Goal of the exercise => Without the pictures, repeat the listing character for character.

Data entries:
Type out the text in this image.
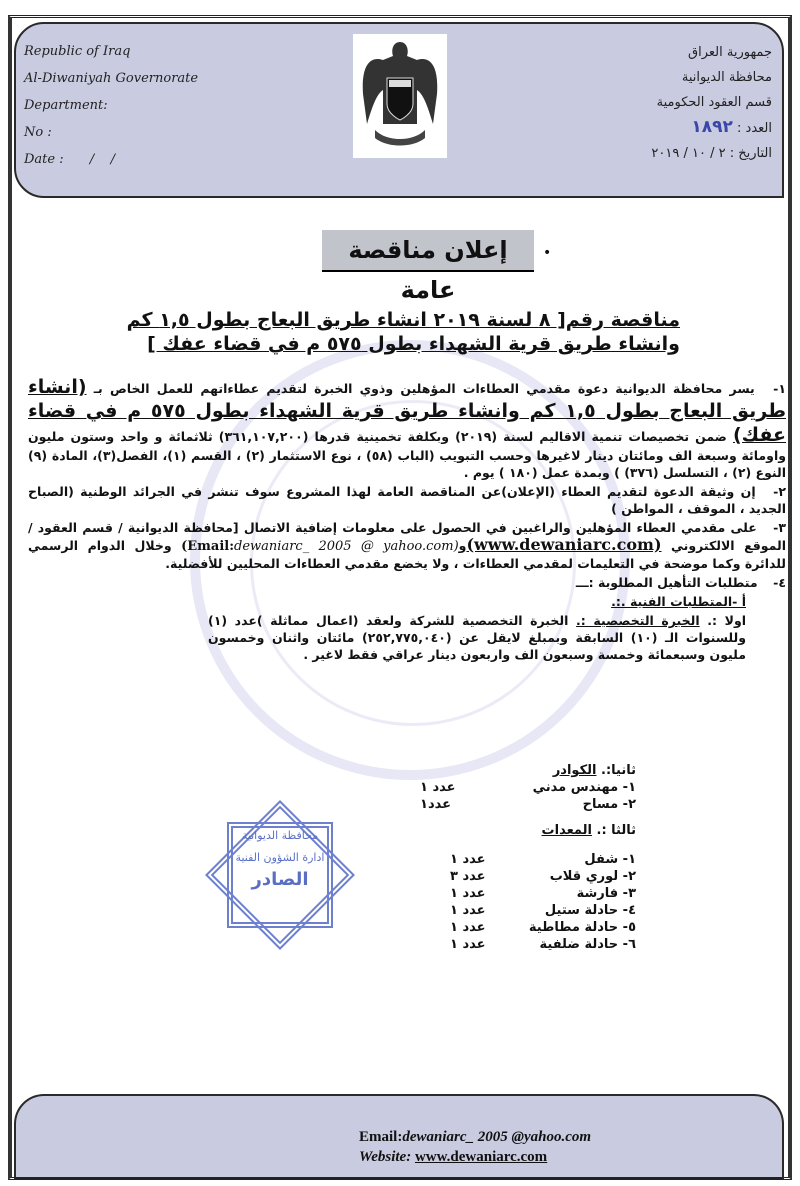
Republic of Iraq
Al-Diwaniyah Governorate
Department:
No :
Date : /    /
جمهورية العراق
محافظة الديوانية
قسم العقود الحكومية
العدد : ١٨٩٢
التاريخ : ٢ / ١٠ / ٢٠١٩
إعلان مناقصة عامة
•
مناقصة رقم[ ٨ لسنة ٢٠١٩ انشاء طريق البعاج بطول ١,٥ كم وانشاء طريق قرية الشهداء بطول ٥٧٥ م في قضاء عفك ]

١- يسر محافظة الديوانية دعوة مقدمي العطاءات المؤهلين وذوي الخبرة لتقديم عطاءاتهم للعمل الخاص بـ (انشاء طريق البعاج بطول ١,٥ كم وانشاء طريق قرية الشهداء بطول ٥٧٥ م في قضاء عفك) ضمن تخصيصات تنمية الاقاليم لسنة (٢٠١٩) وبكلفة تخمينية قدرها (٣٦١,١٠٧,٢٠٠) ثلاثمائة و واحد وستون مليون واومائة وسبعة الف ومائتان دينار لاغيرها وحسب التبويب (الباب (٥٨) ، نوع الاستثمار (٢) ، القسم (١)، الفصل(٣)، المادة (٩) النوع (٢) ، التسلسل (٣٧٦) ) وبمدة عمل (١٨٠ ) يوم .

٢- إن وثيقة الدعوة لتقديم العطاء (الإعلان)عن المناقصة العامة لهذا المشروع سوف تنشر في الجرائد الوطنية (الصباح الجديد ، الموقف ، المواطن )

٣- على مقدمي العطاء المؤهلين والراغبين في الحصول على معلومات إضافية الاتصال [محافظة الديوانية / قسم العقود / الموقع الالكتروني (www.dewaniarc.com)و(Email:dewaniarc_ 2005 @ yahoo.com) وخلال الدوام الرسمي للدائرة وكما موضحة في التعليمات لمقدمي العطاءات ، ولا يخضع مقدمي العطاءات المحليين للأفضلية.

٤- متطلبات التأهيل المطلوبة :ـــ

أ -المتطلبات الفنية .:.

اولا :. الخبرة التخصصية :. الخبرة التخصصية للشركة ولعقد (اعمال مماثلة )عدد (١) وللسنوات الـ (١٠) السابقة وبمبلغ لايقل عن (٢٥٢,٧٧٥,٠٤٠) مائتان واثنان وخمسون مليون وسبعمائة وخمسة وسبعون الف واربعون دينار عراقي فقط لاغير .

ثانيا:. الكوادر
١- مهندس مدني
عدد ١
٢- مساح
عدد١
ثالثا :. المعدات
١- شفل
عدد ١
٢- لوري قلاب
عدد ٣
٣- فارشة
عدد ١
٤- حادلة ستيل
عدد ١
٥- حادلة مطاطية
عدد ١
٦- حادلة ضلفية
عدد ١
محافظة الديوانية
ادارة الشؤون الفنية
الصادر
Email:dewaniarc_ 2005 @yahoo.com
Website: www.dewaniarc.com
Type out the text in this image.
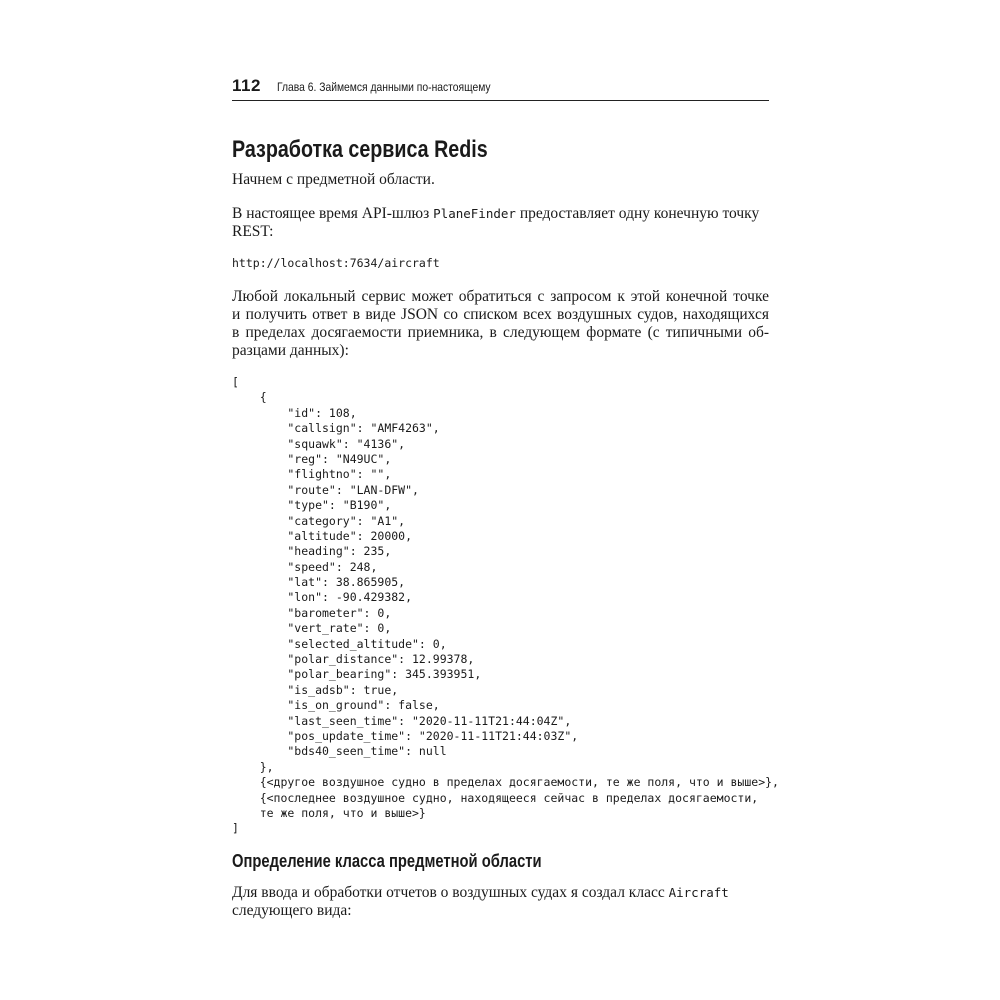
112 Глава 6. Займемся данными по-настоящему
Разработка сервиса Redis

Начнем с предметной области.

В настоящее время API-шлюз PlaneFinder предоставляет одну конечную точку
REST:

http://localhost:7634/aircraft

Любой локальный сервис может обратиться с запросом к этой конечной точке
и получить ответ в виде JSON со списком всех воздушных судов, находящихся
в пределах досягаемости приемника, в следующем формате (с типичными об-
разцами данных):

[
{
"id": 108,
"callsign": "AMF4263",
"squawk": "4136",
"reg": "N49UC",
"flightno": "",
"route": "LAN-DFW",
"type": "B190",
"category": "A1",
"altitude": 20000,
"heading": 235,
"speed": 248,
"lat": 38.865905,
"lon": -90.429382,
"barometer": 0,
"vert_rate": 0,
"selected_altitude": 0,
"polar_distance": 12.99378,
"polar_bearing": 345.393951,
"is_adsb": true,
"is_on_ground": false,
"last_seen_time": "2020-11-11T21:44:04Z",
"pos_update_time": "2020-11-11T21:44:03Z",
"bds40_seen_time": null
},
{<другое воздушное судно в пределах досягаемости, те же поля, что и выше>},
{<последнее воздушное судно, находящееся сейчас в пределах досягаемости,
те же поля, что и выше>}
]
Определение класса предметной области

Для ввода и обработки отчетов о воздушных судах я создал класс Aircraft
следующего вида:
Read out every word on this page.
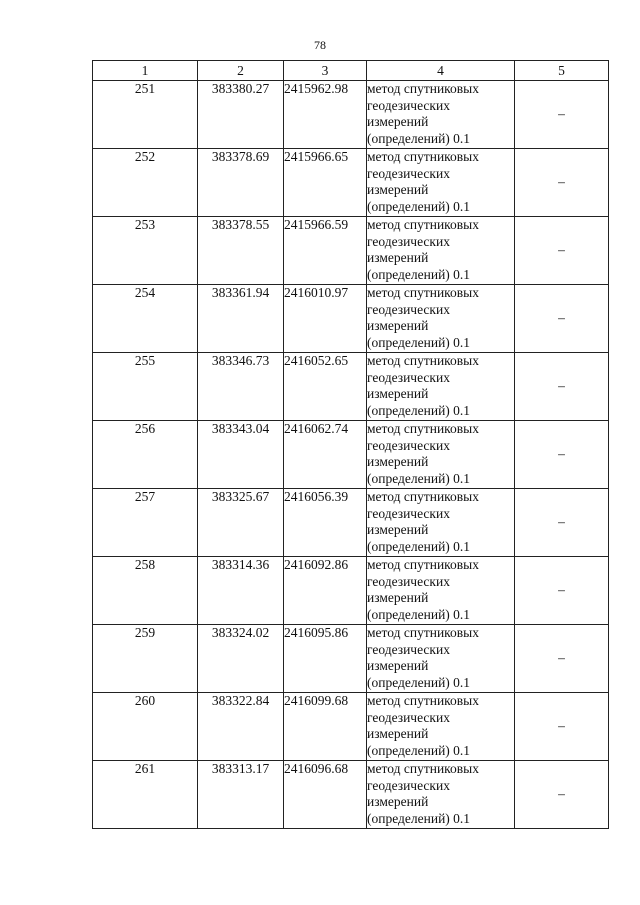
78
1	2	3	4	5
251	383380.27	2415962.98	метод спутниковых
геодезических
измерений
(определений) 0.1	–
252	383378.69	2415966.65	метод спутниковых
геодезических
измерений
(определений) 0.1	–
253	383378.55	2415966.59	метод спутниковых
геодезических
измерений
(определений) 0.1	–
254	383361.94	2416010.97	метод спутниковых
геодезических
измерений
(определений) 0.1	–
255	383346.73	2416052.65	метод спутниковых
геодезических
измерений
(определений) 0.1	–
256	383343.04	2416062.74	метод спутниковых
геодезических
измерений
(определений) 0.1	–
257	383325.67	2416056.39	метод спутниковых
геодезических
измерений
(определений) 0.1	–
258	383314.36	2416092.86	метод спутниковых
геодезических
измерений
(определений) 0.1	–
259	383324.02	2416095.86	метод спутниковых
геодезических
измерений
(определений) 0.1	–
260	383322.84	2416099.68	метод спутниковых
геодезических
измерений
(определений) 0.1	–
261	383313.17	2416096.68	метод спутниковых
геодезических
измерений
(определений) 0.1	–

Task output =>
Type out the text in this image.
Republic of Iraq
Al-Diwaniyah Governorate
Department:
No :
Date : /    /
جمهورية العراق
محافظة الديوانية
قسم العقود الحكومية
العدد : ١٨٩٢
التاريخ : ٢ / ١٠ / ٢٠١٩
إعلان مناقصة عامة
•
مناقصة رقم[ ٨ لسنة ٢٠١٩ انشاء طريق البعاج بطول ١,٥ كم وانشاء طريق قرية الشهداء بطول ٥٧٥ م في قضاء عفك ]

١- يسر محافظة الديوانية دعوة مقدمي العطاءات المؤهلين وذوي الخبرة لتقديم عطاءاتهم للعمل الخاص بـ (انشاء طريق البعاج بطول ١,٥ كم وانشاء طريق قرية الشهداء بطول ٥٧٥ م في قضاء عفك) ضمن تخصيصات تنمية الاقاليم لسنة (٢٠١٩) وبكلفة تخمينية قدرها (٣٦١,١٠٧,٢٠٠) ثلاثمائة و واحد وستون مليون واومائة وسبعة الف ومائتان دينار لاغيرها وحسب التبويب (الباب (٥٨) ، نوع الاستثمار (٢) ، القسم (١)، الفصل(٣)، المادة (٩) النوع (٢) ، التسلسل (٣٧٦) ) وبمدة عمل (١٨٠ ) يوم .

٢- إن وثيقة الدعوة لتقديم العطاء (الإعلان)عن المناقصة العامة لهذا المشروع سوف تنشر في الجرائد الوطنية (الصباح الجديد ، الموقف ، المواطن )

٣- على مقدمي العطاء المؤهلين والراغبين في الحصول على معلومات إضافية الاتصال [محافظة الديوانية / قسم العقود / الموقع الالكتروني (www.dewaniarc.com)و(Email:dewaniarc_ 2005 @ yahoo.com) وخلال الدوام الرسمي للدائرة وكما موضحة في التعليمات لمقدمي العطاءات ، ولا يخضع مقدمي العطاءات المحليين للأفضلية.

٤- متطلبات التأهيل المطلوبة :ـــ

أ -المتطلبات الفنية .:.

اولا :. الخبرة التخصصية :. الخبرة التخصصية للشركة ولعقد (اعمال مماثلة )عدد (١) وللسنوات الـ (١٠) السابقة وبمبلغ لايقل عن (٢٥٢,٧٧٥,٠٤٠) مائتان واثنان وخمسون مليون وسبعمائة وخمسة وسبعون الف واربعون دينار عراقي فقط لاغير .

ثانيا:. الكوادر
١- مهندس مدني
عدد ١
٢- مساح
عدد١
ثالثا :. المعدات
١- شفل
عدد ١
٢- لوري قلاب
عدد ٣
٣- فارشة
عدد ١
٤- حادلة ستيل
عدد ١
٥- حادلة مطاطية
عدد ١
٦- حادلة ضلفية
عدد ١
محافظة الديوانية
ادارة الشؤون الفنية
الصادر
Email:dewaniarc_ 2005 @yahoo.com
Website: www.dewaniarc.com
Type out the text in this image.
112 Глава 6. Займемся данными по-настоящему
Разработка сервиса Redis

Начнем с предметной области.

В настоящее время API-шлюз PlaneFinder предоставляет одну конечную точку
REST:

http://localhost:7634/aircraft

Любой локальный сервис может обратиться с запросом к этой конечной точке
и получить ответ в виде JSON со списком всех воздушных судов, находящихся
в пределах досягаемости приемника, в следующем формате (с типичными об-
разцами данных):

[
{
"id": 108,
"callsign": "AMF4263",
"squawk": "4136",
"reg": "N49UC",
"flightno": "",
"route": "LAN-DFW",
"type": "B190",
"category": "A1",
"altitude": 20000,
"heading": 235,
"speed": 248,
"lat": 38.865905,
"lon": -90.429382,
"barometer": 0,
"vert_rate": 0,
"selected_altitude": 0,
"polar_distance": 12.99378,
"polar_bearing": 345.393951,
"is_adsb": true,
"is_on_ground": false,
"last_seen_time": "2020-11-11T21:44:04Z",
"pos_update_time": "2020-11-11T21:44:03Z",
"bds40_seen_time": null
},
{<другое воздушное судно в пределах досягаемости, те же поля, что и выше>},
{<последнее воздушное судно, находящееся сейчас в пределах досягаемости,
те же поля, что и выше>}
]
Определение класса предметной области

Для ввода и обработки отчетов о воздушных судах я создал класс Aircraft
следующего вида:
Read out every word on this page.
78
1	2	3	4	5
251	383380.27	2415962.98	метод спутниковых
геодезических
измерений
(определений) 0.1	–
252	383378.69	2415966.65	метод спутниковых
геодезических
измерений
(определений) 0.1	–
253	383378.55	2415966.59	метод спутниковых
геодезических
измерений
(определений) 0.1	–
254	383361.94	2416010.97	метод спутниковых
геодезических
измерений
(определений) 0.1	–
255	383346.73	2416052.65	метод спутниковых
геодезических
измерений
(определений) 0.1	–
256	383343.04	2416062.74	метод спутниковых
геодезических
измерений
(определений) 0.1	–
257	383325.67	2416056.39	метод спутниковых
геодезических
измерений
(определений) 0.1	–
258	383314.36	2416092.86	метод спутниковых
геодезических
измерений
(определений) 0.1	–
259	383324.02	2416095.86	метод спутниковых
геодезических
измерений
(определений) 0.1	–
260	383322.84	2416099.68	метод спутниковых
геодезических
измерений
(определений) 0.1	–
261	383313.17	2416096.68	метод спутниковых
геодезических
измерений
(определений) 0.1	–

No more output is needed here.